(Rows from a figure dataset)

■ ■ ■ ■

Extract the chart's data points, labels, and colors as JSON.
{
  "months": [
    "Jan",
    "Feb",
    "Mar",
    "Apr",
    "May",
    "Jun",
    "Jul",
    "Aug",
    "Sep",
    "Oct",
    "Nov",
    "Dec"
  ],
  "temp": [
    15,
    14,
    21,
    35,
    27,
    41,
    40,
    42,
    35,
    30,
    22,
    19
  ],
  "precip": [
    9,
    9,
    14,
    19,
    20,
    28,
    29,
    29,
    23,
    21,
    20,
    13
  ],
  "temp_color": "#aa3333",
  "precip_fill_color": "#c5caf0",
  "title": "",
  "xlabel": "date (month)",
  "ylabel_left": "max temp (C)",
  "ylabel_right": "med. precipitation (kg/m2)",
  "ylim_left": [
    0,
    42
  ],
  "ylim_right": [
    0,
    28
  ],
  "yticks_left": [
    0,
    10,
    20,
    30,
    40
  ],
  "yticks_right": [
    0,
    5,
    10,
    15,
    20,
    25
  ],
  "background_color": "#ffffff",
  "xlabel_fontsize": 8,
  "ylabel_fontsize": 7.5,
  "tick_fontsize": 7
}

■ ■ ■ ■

Transcribe the material exactly as it reads.

Extract the chart's data points, labels, and colors as JSON.
{
  "months": [
    "Jan",
    "Feb",
    "Mar",
    "Apr",
    "May",
    "Jun",
    "Jul",
    "Aug",
    "Sep",
    "Oct",
    "Nov",
    "Dec"
  ],
  "temp": [
    15,
    14,
    21,
    35,
    27,
    41,
    40,
    42,
    35,
    30,
    22,
    19
  ],
  "precip": [
    9,
    9,
    14,
    19,
    20,
    28,
    29,
    29,
    23,
    21,
    20,
    13
  ],
  "temp_color": "#aa3333",
  "precip_fill_color": "#c5caf0",
  "title": "",
  "xlabel": "date (month)",
  "ylabel_left": "max temp (C)",
  "ylabel_right": "med. precipitation (kg/m2)",
  "ylim_left": [
    0,
    42
  ],
  "ylim_right": [
    0,
    28
  ],
  "yticks_left": [
    0,
    10,
    20,
    30,
    40
  ],
  "yticks_right": [
    0,
    5,
    10,
    15,
    20,
    25
  ],
  "background_color": "#ffffff",
  "xlabel_fontsize": 8,
  "ylabel_fontsize": 7.5,
  "tick_fontsize": 7
}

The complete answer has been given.